**VORGEGEBENER TEXT:**
Am Abend organisieren wir einen Jucy Campervan um mit ihm von Melbourne nach Sydney zu fahren. Ein echter Roadtrip. Ein wahres Abenteuer.
Wir holen am Morgen noch zwei deutsche Mädels ab und setzen uns mit dem Van in Bewegung. Der Jucy Van. 250 PS. 3,5l. Das Lenkrad auf der falschen Seite. Nachdem wir uns durch den Großstadtjungle Melbourne gekämpft hatten und ich schon Armschmerzen vom vielen Kreuzzeichen machen hatte, läuft es auf dem Freeway erstaunlich gut. Problem nur, das Tempolimit von 110 km/h. Nach neun Stunden fahrt durch Wind und Regen,  kommen wir an einem Parkplatz kurz vor Canberra an. Wir wollen nur noch schlafen. Sitze umgeklappt und Augen zu.

Achja das Wetter. Ich hatte es fast verdrängt. Es ist Winter in Australien. Ja hier gibt es Winter. Und ja der Winter kann kalt werden. Unterscheiden tuen sich der australische Winter und das übliche Klima in Paderborn nur  gering. Es Regnet. Regnet. Und regnet.

Canberra, die Stadt, die nur die Hauptstadt wurde, weil sich Sydney und Melbourne nicht einigen konnten,  hat nicht sonderlich viel zu bieten. Das National Museum ist äußerst interessant, leider haben wir zwei Passagiere an Bord, die nicht sonderlich an Kultur interessiert sind und auch so nicht wirklich eine Meinung hatten. Drum geht es weiter. Ich übernehme die Aufgabe und fahre in den Städten. Mein Pfadfinder Freund navigiert. Doch die Zusammenarbeit zwischen dem GPS und ihm war nicht von Erfolg gekrönt. Wir haben uns so oft verfahren, dass wir beinahe den ganzen Weg nochmal als Umweg zurückgefahren sind. Ich habe wirklich versucht ruhig zu bleiben. Ebenfalls erfolglos.

**ÜBUNGSDATEN:**

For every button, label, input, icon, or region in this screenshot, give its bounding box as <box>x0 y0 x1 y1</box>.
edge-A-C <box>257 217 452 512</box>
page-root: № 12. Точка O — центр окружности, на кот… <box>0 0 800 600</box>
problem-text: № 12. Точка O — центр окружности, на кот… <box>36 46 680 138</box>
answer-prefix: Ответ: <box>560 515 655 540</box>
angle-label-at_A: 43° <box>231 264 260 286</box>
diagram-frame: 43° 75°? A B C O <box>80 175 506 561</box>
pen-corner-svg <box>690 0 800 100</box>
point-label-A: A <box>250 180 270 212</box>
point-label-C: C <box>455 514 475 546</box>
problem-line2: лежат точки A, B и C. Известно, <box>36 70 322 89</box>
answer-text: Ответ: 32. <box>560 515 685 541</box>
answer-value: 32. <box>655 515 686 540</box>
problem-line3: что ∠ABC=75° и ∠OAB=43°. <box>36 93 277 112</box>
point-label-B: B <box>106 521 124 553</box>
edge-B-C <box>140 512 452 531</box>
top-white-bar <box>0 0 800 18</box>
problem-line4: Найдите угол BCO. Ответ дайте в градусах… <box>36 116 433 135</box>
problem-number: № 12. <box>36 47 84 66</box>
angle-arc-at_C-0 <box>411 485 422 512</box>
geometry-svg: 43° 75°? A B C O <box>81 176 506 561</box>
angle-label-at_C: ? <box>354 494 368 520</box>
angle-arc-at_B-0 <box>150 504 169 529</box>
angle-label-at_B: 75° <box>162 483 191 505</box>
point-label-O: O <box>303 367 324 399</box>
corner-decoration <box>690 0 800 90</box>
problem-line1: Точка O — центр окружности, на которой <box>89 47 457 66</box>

**ÜBUNGEN:**
• a. Beantworte folgende Fragen zum Reisebericht:
(i) Wie viele PS hat der Jucy Van?
(ii) Welches Tempolimit gilt auf dem Freeway?
(iii) Wo kommen die Reisenden nach neun Stunden Fahrt an?
• b. Gib aus dem Reisebericht den Abschnitt von „Wir holen am“ bis „und Augen zu.“ wortgetreu wieder.
Die Auflistung hat mit dem Reisebericht nichts zu tun.

**ERGEBNISSE JE AUFGABE:**
• a.
(i) 250 PS
(ii) 110 km/h
(iii) An einem Parkplatz kurz vor Canberra

• b.
Wir holen am Morgen noch zwei deutsche Mädels ab und setzen uns mit dem Van in Bewegung. Der Jucy Van. 250 PS. 3,5l. Das Lenkrad auf der falschen Seite. Nachdem wir uns durch den Großstadtjungle Melbourne gekämpft hatten und ich schon Armschmerzen vom vielen Kreuzzeichen machen hatte, läuft es auf dem Freeway erstaunlich gut. Problem nur, das Tempolimit von 110 km/h. Nach neun Stunden fahrt durch Wind und Regen,  kommen wir an einem Parkplatz kurz vor Canberra an. Wir wollen nur noch schlafen. Sitze umgeklappt und Augen zu.